__EXERCISE DIRECTIONS__. Using the listing below, report all lines holding the word "ÖZDEMİR".

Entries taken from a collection
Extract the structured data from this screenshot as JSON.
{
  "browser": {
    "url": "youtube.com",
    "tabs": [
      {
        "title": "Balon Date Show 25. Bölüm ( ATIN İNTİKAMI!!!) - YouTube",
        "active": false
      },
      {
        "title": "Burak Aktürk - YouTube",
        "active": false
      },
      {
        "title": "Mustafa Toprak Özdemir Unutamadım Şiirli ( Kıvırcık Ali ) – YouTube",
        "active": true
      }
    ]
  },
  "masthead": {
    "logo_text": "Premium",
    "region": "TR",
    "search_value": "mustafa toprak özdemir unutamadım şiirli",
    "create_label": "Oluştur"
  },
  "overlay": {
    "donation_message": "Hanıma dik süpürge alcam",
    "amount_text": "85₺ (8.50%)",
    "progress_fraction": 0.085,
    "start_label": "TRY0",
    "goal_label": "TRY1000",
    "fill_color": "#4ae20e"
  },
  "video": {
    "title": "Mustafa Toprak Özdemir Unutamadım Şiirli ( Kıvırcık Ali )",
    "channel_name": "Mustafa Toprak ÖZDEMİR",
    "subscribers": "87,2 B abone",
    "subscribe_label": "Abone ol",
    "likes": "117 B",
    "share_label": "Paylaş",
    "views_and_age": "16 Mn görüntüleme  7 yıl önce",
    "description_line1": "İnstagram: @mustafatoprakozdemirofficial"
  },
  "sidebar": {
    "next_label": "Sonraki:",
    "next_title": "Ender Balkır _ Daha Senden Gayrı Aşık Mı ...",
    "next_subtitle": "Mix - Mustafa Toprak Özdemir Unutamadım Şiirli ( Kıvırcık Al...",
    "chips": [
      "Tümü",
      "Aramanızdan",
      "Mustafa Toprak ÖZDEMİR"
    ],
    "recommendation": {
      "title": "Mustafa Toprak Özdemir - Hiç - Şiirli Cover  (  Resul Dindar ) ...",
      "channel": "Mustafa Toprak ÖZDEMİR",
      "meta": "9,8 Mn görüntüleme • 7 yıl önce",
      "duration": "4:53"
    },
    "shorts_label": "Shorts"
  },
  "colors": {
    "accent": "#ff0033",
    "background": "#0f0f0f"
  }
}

__RESULT__.
    "channel_name": "Mustafa Toprak ÖZDEMİR",
      "Mustafa Toprak ÖZDEMİR"
      "channel": "Mustafa Toprak ÖZDEMİR",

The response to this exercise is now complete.